[SHORT EXERCISE]
In the records below, tally every line containing "Operation". Report only the total.
::: RECORDS PROVIDED
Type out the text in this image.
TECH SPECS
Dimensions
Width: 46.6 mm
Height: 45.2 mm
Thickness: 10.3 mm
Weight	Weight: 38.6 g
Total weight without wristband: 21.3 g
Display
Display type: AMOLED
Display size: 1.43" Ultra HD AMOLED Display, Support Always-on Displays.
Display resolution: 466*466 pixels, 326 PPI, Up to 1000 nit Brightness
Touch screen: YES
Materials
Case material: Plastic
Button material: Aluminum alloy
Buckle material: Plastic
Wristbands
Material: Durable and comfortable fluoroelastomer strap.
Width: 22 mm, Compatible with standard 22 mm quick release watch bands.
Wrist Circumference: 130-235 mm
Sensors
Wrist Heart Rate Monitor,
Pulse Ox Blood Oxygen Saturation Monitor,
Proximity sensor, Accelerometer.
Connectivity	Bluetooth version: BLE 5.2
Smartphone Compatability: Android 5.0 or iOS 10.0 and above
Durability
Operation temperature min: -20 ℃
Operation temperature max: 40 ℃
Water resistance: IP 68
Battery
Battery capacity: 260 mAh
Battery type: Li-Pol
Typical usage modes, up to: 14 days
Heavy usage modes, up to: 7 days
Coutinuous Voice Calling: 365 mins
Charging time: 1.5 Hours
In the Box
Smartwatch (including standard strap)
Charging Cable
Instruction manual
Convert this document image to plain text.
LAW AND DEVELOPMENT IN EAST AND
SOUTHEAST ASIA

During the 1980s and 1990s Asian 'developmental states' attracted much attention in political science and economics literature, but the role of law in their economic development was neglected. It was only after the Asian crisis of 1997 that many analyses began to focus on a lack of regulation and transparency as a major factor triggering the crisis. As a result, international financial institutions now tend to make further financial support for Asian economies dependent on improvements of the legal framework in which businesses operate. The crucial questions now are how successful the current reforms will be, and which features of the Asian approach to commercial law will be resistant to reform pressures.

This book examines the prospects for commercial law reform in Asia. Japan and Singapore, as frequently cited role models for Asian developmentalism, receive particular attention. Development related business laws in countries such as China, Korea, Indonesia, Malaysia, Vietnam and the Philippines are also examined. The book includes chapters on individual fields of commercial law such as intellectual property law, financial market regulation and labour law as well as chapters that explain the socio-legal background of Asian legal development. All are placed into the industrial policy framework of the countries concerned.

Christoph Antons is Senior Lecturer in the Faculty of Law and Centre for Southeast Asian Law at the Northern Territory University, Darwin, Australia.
::::::
[RESULT BELOW]
2